→ **DATA ENTRIES**

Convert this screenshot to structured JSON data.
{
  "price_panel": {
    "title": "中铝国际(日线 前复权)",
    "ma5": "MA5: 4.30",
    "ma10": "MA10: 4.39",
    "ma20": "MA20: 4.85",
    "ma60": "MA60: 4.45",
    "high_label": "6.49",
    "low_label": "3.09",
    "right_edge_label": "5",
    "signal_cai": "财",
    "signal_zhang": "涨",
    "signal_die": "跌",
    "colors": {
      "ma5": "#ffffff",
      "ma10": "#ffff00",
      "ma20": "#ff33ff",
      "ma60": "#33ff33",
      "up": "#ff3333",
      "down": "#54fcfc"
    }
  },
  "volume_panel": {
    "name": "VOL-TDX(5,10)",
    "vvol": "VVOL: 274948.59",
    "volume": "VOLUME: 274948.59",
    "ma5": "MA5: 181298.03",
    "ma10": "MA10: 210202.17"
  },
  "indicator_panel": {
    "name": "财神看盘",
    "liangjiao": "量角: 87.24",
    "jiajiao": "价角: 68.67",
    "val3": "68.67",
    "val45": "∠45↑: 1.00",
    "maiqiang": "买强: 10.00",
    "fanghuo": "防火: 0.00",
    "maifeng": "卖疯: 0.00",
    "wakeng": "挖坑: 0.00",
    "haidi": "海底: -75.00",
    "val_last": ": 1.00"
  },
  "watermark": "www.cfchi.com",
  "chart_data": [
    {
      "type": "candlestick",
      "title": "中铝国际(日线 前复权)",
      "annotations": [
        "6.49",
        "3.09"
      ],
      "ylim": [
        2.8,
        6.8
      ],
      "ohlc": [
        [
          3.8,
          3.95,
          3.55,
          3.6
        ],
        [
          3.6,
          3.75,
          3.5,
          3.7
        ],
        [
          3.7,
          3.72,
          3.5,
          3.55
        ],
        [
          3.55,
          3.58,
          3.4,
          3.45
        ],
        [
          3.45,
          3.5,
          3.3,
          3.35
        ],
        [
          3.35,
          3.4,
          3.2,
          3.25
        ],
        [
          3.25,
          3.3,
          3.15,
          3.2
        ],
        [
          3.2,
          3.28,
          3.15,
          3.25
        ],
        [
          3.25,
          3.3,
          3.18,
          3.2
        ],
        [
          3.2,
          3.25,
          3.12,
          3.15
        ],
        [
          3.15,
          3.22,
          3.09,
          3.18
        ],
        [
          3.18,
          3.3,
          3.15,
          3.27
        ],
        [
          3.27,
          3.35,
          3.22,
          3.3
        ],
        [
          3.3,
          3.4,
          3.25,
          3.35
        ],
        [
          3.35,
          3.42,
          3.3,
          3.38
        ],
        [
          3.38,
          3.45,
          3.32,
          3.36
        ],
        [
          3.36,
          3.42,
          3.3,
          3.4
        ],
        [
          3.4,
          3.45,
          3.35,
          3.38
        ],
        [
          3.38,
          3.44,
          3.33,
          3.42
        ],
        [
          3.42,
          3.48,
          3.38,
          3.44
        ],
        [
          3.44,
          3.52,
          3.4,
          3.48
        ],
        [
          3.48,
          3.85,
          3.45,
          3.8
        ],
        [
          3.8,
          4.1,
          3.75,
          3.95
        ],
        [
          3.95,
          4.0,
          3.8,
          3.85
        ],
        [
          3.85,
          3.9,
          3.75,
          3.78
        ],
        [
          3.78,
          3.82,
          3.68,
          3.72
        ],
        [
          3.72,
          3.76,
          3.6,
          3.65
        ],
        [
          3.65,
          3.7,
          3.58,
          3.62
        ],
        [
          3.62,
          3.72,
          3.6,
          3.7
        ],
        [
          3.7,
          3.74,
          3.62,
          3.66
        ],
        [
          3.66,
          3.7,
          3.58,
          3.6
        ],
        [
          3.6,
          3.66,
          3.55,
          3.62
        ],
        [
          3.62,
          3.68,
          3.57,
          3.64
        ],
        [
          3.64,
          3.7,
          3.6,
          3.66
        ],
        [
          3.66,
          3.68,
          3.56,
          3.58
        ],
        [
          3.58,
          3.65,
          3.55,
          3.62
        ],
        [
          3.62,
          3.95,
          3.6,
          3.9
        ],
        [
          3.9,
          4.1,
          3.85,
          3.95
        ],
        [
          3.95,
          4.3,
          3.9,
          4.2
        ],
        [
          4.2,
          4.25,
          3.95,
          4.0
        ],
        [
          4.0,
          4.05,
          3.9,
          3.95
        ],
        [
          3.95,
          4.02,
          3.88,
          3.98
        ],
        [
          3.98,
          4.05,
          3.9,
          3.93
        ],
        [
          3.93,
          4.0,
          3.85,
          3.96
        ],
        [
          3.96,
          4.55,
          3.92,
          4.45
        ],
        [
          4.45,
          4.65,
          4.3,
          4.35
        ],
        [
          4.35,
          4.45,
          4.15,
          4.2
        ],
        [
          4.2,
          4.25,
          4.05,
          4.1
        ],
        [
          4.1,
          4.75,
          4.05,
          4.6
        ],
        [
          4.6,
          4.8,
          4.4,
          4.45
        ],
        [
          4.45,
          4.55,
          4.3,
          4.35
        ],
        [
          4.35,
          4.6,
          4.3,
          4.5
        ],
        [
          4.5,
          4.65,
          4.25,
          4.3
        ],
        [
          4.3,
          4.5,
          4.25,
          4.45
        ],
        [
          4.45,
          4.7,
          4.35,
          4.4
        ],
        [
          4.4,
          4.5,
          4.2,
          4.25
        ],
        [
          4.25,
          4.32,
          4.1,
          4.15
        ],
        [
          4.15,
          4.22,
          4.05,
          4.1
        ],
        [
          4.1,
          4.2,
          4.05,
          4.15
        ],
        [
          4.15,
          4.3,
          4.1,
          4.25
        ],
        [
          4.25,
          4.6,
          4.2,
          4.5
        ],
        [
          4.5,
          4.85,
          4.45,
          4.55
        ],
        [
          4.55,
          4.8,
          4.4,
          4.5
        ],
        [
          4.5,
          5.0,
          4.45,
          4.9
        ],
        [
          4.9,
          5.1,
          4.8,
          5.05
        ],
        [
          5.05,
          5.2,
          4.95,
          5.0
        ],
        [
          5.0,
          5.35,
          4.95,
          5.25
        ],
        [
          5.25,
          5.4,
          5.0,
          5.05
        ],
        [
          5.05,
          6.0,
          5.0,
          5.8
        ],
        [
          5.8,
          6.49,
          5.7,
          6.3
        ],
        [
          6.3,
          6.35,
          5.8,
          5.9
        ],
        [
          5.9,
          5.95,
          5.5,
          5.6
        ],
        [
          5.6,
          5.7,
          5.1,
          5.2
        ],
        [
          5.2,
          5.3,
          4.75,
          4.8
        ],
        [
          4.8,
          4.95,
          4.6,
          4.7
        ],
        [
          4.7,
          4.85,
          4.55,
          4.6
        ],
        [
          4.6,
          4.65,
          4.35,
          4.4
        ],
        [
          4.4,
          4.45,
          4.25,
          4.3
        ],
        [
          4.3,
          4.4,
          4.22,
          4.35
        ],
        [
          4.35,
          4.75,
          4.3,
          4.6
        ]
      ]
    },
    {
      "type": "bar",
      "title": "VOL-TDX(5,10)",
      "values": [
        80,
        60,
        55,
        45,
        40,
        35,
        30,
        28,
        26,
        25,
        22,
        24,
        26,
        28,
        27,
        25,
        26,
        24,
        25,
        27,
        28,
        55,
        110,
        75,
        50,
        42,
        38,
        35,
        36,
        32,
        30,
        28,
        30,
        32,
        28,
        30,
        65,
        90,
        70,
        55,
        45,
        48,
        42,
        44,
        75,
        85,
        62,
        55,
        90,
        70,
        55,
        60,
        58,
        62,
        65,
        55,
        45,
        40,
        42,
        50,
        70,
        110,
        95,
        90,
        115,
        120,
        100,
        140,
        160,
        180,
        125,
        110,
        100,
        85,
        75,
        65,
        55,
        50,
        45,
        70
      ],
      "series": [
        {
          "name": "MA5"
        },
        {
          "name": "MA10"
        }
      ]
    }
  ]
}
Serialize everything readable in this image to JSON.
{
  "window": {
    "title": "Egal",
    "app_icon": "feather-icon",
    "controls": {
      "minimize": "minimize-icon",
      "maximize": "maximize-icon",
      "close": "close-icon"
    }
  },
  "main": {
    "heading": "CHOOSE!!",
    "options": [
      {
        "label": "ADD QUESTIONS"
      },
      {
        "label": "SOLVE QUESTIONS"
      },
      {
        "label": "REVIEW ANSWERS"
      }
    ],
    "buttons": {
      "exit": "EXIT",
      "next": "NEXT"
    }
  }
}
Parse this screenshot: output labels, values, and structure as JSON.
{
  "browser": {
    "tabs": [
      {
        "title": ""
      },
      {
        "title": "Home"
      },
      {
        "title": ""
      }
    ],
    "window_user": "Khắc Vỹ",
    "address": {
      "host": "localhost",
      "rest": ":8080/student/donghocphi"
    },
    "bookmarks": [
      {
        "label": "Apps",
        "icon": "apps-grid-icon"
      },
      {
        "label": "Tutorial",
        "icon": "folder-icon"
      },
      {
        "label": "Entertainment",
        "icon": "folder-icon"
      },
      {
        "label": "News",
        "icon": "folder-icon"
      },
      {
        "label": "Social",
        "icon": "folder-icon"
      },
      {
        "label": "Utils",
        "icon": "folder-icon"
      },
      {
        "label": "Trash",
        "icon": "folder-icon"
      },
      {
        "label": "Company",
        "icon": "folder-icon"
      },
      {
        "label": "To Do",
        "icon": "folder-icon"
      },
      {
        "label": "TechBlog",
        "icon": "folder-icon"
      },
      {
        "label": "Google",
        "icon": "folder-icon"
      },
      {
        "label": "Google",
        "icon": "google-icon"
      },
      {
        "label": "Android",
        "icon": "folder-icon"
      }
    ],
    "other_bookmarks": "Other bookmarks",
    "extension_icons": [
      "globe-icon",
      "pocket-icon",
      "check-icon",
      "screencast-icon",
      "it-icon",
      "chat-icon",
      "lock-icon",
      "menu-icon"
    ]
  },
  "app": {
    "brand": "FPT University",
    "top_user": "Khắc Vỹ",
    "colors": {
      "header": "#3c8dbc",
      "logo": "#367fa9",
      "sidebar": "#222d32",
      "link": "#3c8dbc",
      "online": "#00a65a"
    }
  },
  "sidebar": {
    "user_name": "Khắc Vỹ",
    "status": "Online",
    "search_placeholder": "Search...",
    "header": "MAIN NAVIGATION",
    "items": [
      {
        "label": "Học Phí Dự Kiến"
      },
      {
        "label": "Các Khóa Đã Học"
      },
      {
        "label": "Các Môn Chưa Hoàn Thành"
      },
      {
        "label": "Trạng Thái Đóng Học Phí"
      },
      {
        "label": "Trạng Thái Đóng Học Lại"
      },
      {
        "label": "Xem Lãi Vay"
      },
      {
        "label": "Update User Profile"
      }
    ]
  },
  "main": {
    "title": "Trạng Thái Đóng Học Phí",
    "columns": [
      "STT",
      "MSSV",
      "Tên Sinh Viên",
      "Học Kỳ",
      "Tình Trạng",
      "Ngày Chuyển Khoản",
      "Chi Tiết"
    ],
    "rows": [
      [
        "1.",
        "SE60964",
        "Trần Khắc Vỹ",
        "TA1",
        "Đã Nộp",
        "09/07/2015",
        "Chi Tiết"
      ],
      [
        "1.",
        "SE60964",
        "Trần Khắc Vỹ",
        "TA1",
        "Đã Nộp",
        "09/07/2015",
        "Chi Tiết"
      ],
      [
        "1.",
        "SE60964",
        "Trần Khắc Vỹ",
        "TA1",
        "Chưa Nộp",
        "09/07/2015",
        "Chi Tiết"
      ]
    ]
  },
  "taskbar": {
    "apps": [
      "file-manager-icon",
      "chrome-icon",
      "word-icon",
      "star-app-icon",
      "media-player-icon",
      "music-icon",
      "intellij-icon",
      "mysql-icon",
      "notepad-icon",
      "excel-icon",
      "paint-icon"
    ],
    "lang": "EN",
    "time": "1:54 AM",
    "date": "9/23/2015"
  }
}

→ **WHAT IS NEEDED**
Go through the records and show every line with the string "Trạng" in it.

→ **OUTPUT**
        "label": "Trạng Thái Đóng Học Phí"
        "label": "Trạng Thái Đóng Học Lại"
    "title": "Trạng Thái Đóng Học Phí",
      "Tình Trạng",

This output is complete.